▶ Saved data entries:
□ □ □
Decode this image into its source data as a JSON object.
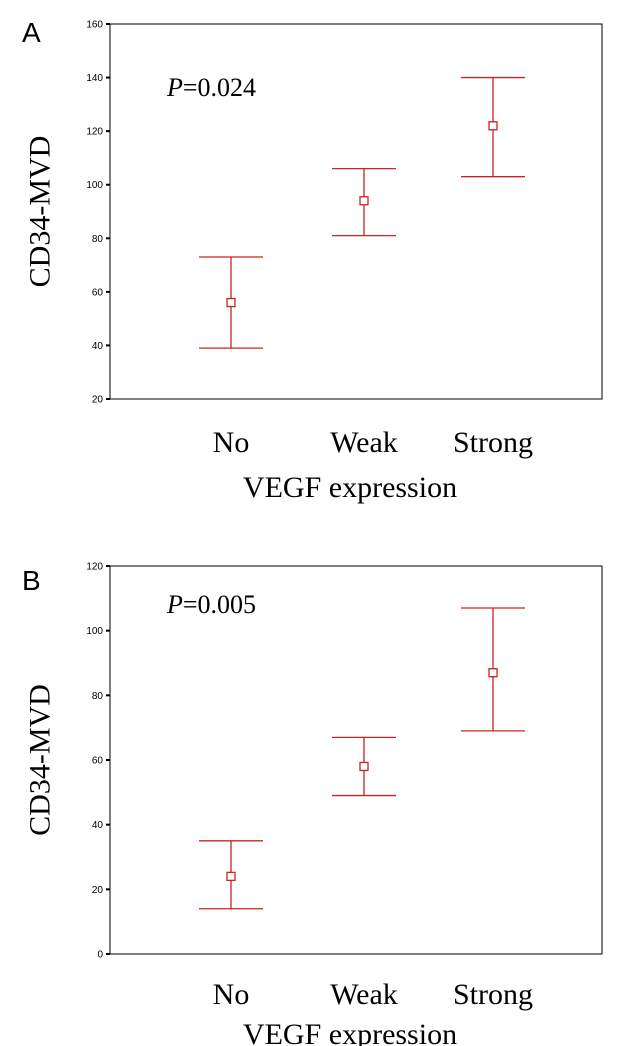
{
  "chart_data": [
    {
      "type": "errorbar",
      "panel_label": "A",
      "annotation": {
        "italic": "P",
        "value": "=0.024"
      },
      "xlabel": "VEGF expression",
      "ylabel": "CD34-MVD",
      "categories": [
        "No",
        "Weak",
        "Strong"
      ],
      "ylim": [
        20,
        160
      ],
      "yticks": [
        20,
        40,
        60,
        80,
        100,
        120,
        140,
        160
      ],
      "series": [
        {
          "mean": [
            56,
            94,
            122
          ],
          "lower": [
            39,
            81,
            103
          ],
          "upper": [
            73,
            106,
            140
          ]
        }
      ],
      "grid": false,
      "color": "#cc2222"
    },
    {
      "type": "errorbar",
      "panel_label": "B",
      "annotation": {
        "italic": "P",
        "value": "=0.005"
      },
      "xlabel": "VEGF expression",
      "ylabel": "CD34-MVD",
      "categories": [
        "No",
        "Weak",
        "Strong"
      ],
      "ylim": [
        0,
        120
      ],
      "yticks": [
        0,
        20,
        40,
        60,
        80,
        100,
        120
      ],
      "series": [
        {
          "mean": [
            24,
            58,
            87
          ],
          "lower": [
            14,
            49,
            69
          ],
          "upper": [
            35,
            67,
            107
          ]
        }
      ],
      "grid": false,
      "color": "#cc2222"
    }
  ]
}
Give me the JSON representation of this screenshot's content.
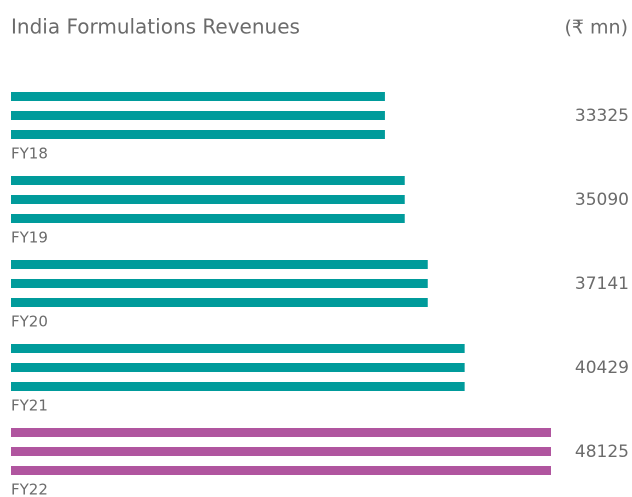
{
  "chart_data": {
    "type": "striped-hbar",
    "title": "India Formulations Revenues",
    "unit": "(₹ mn)",
    "categories": [
      "FY18",
      "FY19",
      "FY20",
      "FY21",
      "FY22"
    ],
    "values": [
      33325,
      35090,
      37141,
      40429,
      48125
    ],
    "colors": [
      "#009b9b",
      "#009b9b",
      "#009b9b",
      "#009b9b",
      "#b0559f"
    ]
  }
}
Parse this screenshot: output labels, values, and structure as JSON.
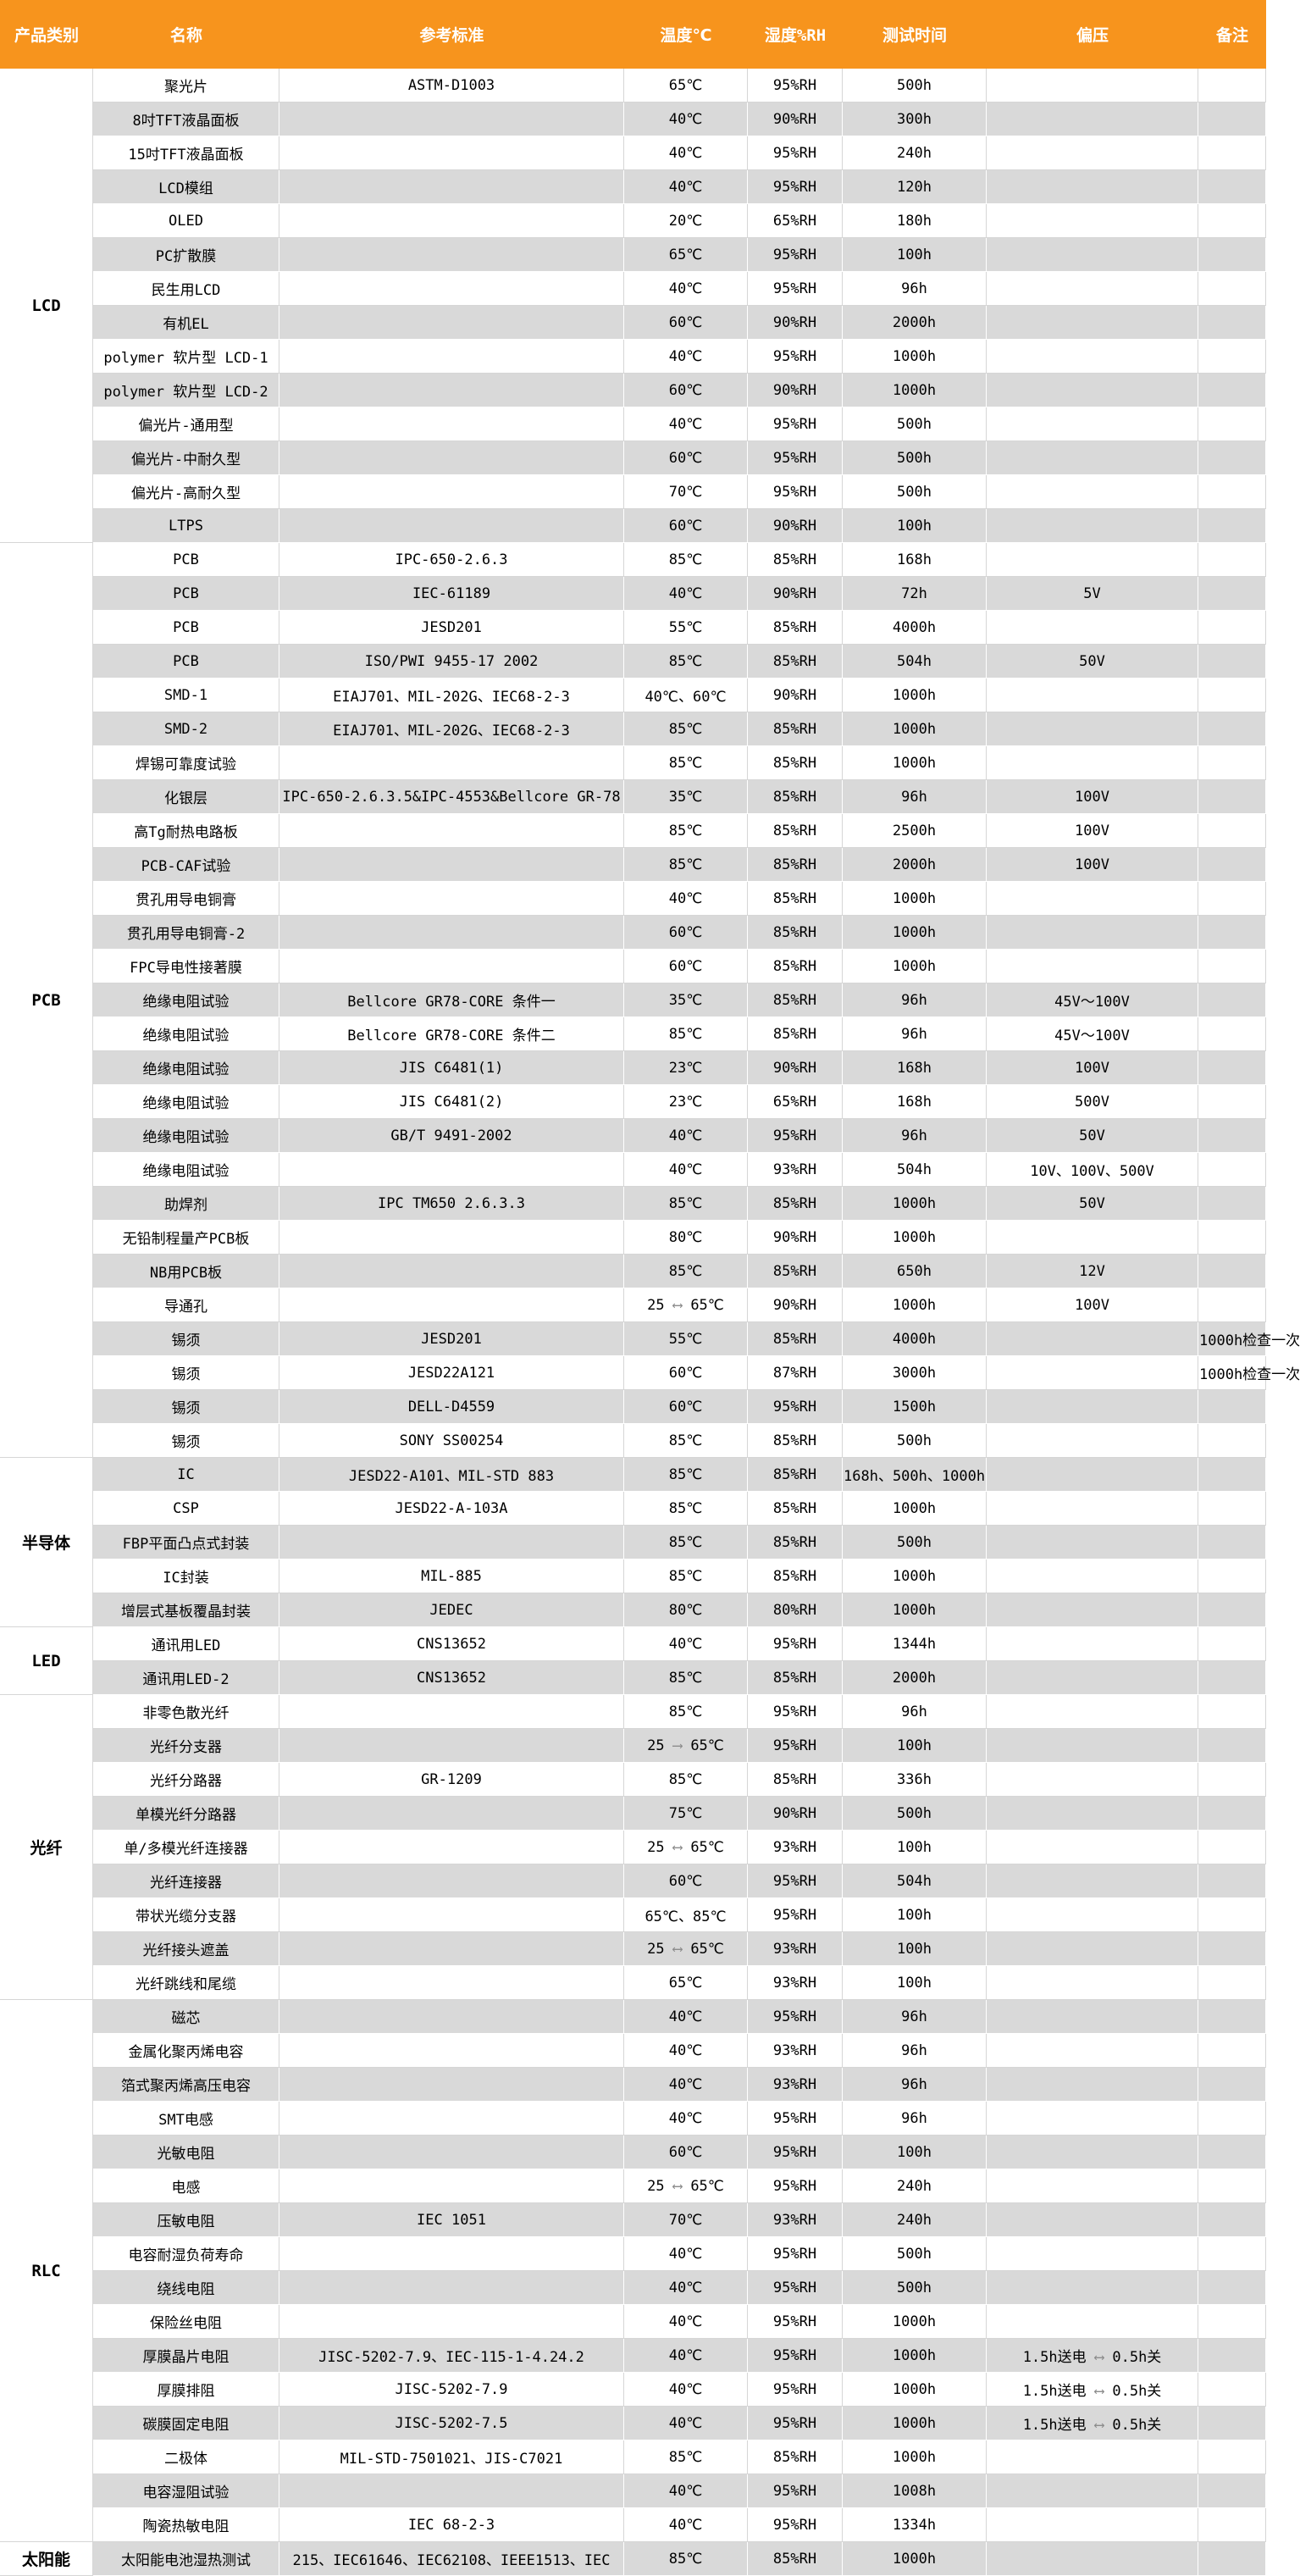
{
  "table": {
    "columns": [
      "产品类别",
      "名称",
      "参考标准",
      "温度℃",
      "湿度%RH",
      "测试时间",
      "偏压",
      "备注"
    ],
    "row_fields": [
      "name",
      "standard",
      "temperature",
      "humidity",
      "time",
      "bias",
      "remark"
    ],
    "sections": [
      {
        "category": "LCD",
        "rows": [
          [
            "聚光片",
            "ASTM-D1003",
            "65℃",
            "95%RH",
            "500h",
            "",
            ""
          ],
          [
            "8吋TFT液晶面板",
            "",
            "40℃",
            "90%RH",
            "300h",
            "",
            ""
          ],
          [
            "15吋TFT液晶面板",
            "",
            "40℃",
            "95%RH",
            "240h",
            "",
            ""
          ],
          [
            "LCD模组",
            "",
            "40℃",
            "95%RH",
            "120h",
            "",
            ""
          ],
          [
            "OLED",
            "",
            "20℃",
            "65%RH",
            "180h",
            "",
            ""
          ],
          [
            "PC扩散膜",
            "",
            "65℃",
            "95%RH",
            "100h",
            "",
            ""
          ],
          [
            "民生用LCD",
            "",
            "40℃",
            "95%RH",
            "96h",
            "",
            ""
          ],
          [
            "有机EL",
            "",
            "60℃",
            "90%RH",
            "2000h",
            "",
            ""
          ],
          [
            "polymer 软片型 LCD-1",
            "",
            "40℃",
            "95%RH",
            "1000h",
            "",
            ""
          ],
          [
            "polymer 软片型 LCD-2",
            "",
            "60℃",
            "90%RH",
            "1000h",
            "",
            ""
          ],
          [
            "偏光片-通用型",
            "",
            "40℃",
            "95%RH",
            "500h",
            "",
            ""
          ],
          [
            "偏光片-中耐久型",
            "",
            "60℃",
            "95%RH",
            "500h",
            "",
            ""
          ],
          [
            "偏光片-高耐久型",
            "",
            "70℃",
            "95%RH",
            "500h",
            "",
            ""
          ],
          [
            "LTPS",
            "",
            "60℃",
            "90%RH",
            "100h",
            "",
            ""
          ]
        ]
      },
      {
        "category": "PCB",
        "rows": [
          [
            "PCB",
            "IPC-650-2.6.3",
            "85℃",
            "85%RH",
            "168h",
            "",
            ""
          ],
          [
            "PCB",
            "IEC-61189",
            "40℃",
            "90%RH",
            "72h",
            "5V",
            ""
          ],
          [
            "PCB",
            "JESD201",
            "55℃",
            "85%RH",
            "4000h",
            "",
            ""
          ],
          [
            "PCB",
            "ISO/PWI 9455-17 2002",
            "85℃",
            "85%RH",
            "504h",
            "50V",
            ""
          ],
          [
            "SMD-1",
            "EIAJ701、MIL-202G、IEC68-2-3",
            "40℃、60℃",
            "90%RH",
            "1000h",
            "",
            ""
          ],
          [
            "SMD-2",
            "EIAJ701、MIL-202G、IEC68-2-3",
            "85℃",
            "85%RH",
            "1000h",
            "",
            ""
          ],
          [
            "焊锡可靠度试验",
            "",
            "85℃",
            "85%RH",
            "1000h",
            "",
            ""
          ],
          [
            "化银层",
            "IPC-650-2.6.3.5&IPC-4553&Bellcore GR-78",
            "35℃",
            "85%RH",
            "96h",
            "100V",
            ""
          ],
          [
            "高Tg耐热电路板",
            "",
            "85℃",
            "85%RH",
            "2500h",
            "100V",
            ""
          ],
          [
            "PCB-CAF试验",
            "",
            "85℃",
            "85%RH",
            "2000h",
            "100V",
            ""
          ],
          [
            "贯孔用导电铜膏",
            "",
            "40℃",
            "85%RH",
            "1000h",
            "",
            ""
          ],
          [
            "贯孔用导电铜膏-2",
            "",
            "60℃",
            "85%RH",
            "1000h",
            "",
            ""
          ],
          [
            "FPC导电性接著膜",
            "",
            "60℃",
            "85%RH",
            "1000h",
            "",
            ""
          ],
          [
            "绝缘电阻试验",
            "Bellcore GR78-CORE 条件一",
            "35℃",
            "85%RH",
            "96h",
            "45V～100V",
            ""
          ],
          [
            "绝缘电阻试验",
            "Bellcore GR78-CORE 条件二",
            "85℃",
            "85%RH",
            "96h",
            "45V～100V",
            ""
          ],
          [
            "绝缘电阻试验",
            "JIS C6481(1)",
            "23℃",
            "90%RH",
            "168h",
            "100V",
            ""
          ],
          [
            "绝缘电阻试验",
            "JIS C6481(2)",
            "23℃",
            "65%RH",
            "168h",
            "500V",
            ""
          ],
          [
            "绝缘电阻试验",
            "GB/T 9491-2002",
            "40℃",
            "95%RH",
            "96h",
            "50V",
            ""
          ],
          [
            "绝缘电阻试验",
            "",
            "40℃",
            "93%RH",
            "504h",
            "10V、100V、500V",
            ""
          ],
          [
            "助焊剂",
            "IPC TM650 2.6.3.3",
            "85℃",
            "85%RH",
            "1000h",
            "50V",
            ""
          ],
          [
            "无铅制程量产PCB板",
            "",
            "80℃",
            "90%RH",
            "1000h",
            "",
            ""
          ],
          [
            "NB用PCB板",
            "",
            "85℃",
            "85%RH",
            "650h",
            "12V",
            ""
          ],
          [
            "导通孔",
            "",
            "25 ⟷ 65℃",
            "90%RH",
            "1000h",
            "100V",
            ""
          ],
          [
            "锡须",
            "JESD201",
            "55℃",
            "85%RH",
            "4000h",
            "",
            "1000h检查一次"
          ],
          [
            "锡须",
            "JESD22A121",
            "60℃",
            "87%RH",
            "3000h",
            "",
            "1000h检查一次"
          ],
          [
            "锡须",
            "DELL-D4559",
            "60℃",
            "95%RH",
            "1500h",
            "",
            ""
          ],
          [
            "锡须",
            "SONY SS00254",
            "85℃",
            "85%RH",
            "500h",
            "",
            ""
          ]
        ]
      },
      {
        "category": "半导体",
        "rows": [
          [
            "IC",
            "JESD22-A101、MIL-STD 883",
            "85℃",
            "85%RH",
            "168h、500h、1000h",
            "",
            ""
          ],
          [
            "CSP",
            "JESD22-A-103A",
            "85℃",
            "85%RH",
            "1000h",
            "",
            ""
          ],
          [
            "FBP平面凸点式封装",
            "",
            "85℃",
            "85%RH",
            "500h",
            "",
            ""
          ],
          [
            "IC封装",
            "MIL-885",
            "85℃",
            "85%RH",
            "1000h",
            "",
            ""
          ],
          [
            "增层式基板覆晶封装",
            "JEDEC",
            "80℃",
            "80%RH",
            "1000h",
            "",
            ""
          ]
        ]
      },
      {
        "category": "LED",
        "rows": [
          [
            "通讯用LED",
            "CNS13652",
            "40℃",
            "95%RH",
            "1344h",
            "",
            ""
          ],
          [
            "通讯用LED-2",
            "CNS13652",
            "85℃",
            "85%RH",
            "2000h",
            "",
            ""
          ]
        ]
      },
      {
        "category": "光纤",
        "rows": [
          [
            "非零色散光纤",
            "",
            "85℃",
            "95%RH",
            "96h",
            "",
            ""
          ],
          [
            "光纤分支器",
            "",
            "25 ⟶ 65℃",
            "95%RH",
            "100h",
            "",
            ""
          ],
          [
            "光纤分路器",
            "GR-1209",
            "85℃",
            "85%RH",
            "336h",
            "",
            ""
          ],
          [
            "单模光纤分路器",
            "",
            "75℃",
            "90%RH",
            "500h",
            "",
            ""
          ],
          [
            "单/多模光纤连接器",
            "",
            "25 ⟷ 65℃",
            "93%RH",
            "100h",
            "",
            ""
          ],
          [
            "光纤连接器",
            "",
            "60℃",
            "95%RH",
            "504h",
            "",
            ""
          ],
          [
            "带状光缆分支器",
            "",
            "65℃、85℃",
            "95%RH",
            "100h",
            "",
            ""
          ],
          [
            "光纤接头遮盖",
            "",
            "25 ⟷ 65℃",
            "93%RH",
            "100h",
            "",
            ""
          ],
          [
            "光纤跳线和尾缆",
            "",
            "65℃",
            "93%RH",
            "100h",
            "",
            ""
          ]
        ]
      },
      {
        "category": "RLC",
        "rows": [
          [
            "磁芯",
            "",
            "40℃",
            "95%RH",
            "96h",
            "",
            ""
          ],
          [
            "金属化聚丙烯电容",
            "",
            "40℃",
            "93%RH",
            "96h",
            "",
            ""
          ],
          [
            "箔式聚丙烯高压电容",
            "",
            "40℃",
            "93%RH",
            "96h",
            "",
            ""
          ],
          [
            "SMT电感",
            "",
            "40℃",
            "95%RH",
            "96h",
            "",
            ""
          ],
          [
            "光敏电阻",
            "",
            "60℃",
            "95%RH",
            "100h",
            "",
            ""
          ],
          [
            "电感",
            "",
            "25 ⟷ 65℃",
            "95%RH",
            "240h",
            "",
            ""
          ],
          [
            "压敏电阻",
            "IEC 1051",
            "70℃",
            "93%RH",
            "240h",
            "",
            ""
          ],
          [
            "电容耐湿负荷寿命",
            "",
            "40℃",
            "95%RH",
            "500h",
            "",
            ""
          ],
          [
            "绕线电阻",
            "",
            "40℃",
            "95%RH",
            "500h",
            "",
            ""
          ],
          [
            "保险丝电阻",
            "",
            "40℃",
            "95%RH",
            "1000h",
            "",
            ""
          ],
          [
            "厚膜晶片电阻",
            "JISC-5202-7.9、IEC-115-1-4.24.2",
            "40℃",
            "95%RH",
            "1000h",
            "1.5h送电 ⟷ 0.5h关",
            ""
          ],
          [
            "厚膜排阻",
            "JISC-5202-7.9",
            "40℃",
            "95%RH",
            "1000h",
            "1.5h送电 ⟷ 0.5h关",
            ""
          ],
          [
            "碳膜固定电阻",
            "JISC-5202-7.5",
            "40℃",
            "95%RH",
            "1000h",
            "1.5h送电 ⟷ 0.5h关",
            ""
          ],
          [
            "二极体",
            "MIL-STD-7501021、JIS-C7021",
            "85℃",
            "85%RH",
            "1000h",
            "",
            ""
          ],
          [
            "电容湿阻试验",
            "",
            "40℃",
            "95%RH",
            "1008h",
            "",
            ""
          ],
          [
            "陶瓷热敏电阻",
            "IEC 68-2-3",
            "40℃",
            "95%RH",
            "1334h",
            "",
            ""
          ]
        ]
      },
      {
        "category": "太阳能",
        "rows": [
          [
            "太阳能电池湿热测试",
            "215、IEC61646、IEC62108、IEEE1513、IEC",
            "85℃",
            "85%RH",
            "1000h",
            "",
            ""
          ]
        ]
      }
    ]
  },
  "colors": {
    "header_bg": "#F7941D",
    "header_text": "#FFFFFF",
    "row_bg": "#FFFFFF",
    "row_alt_bg": "#D9D9D9",
    "text": "#000000",
    "arrow": "#8C8C8C"
  },
  "icons": {
    "double_arrow": "⟷",
    "right_arrow": "⟶"
  }
}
□ □ □
▶ What is needed: Write out every line of the data that holds the word "values".

▶ Solution below:
    "values": [
Parse this screenshot: output labels, values, and structure as JSON.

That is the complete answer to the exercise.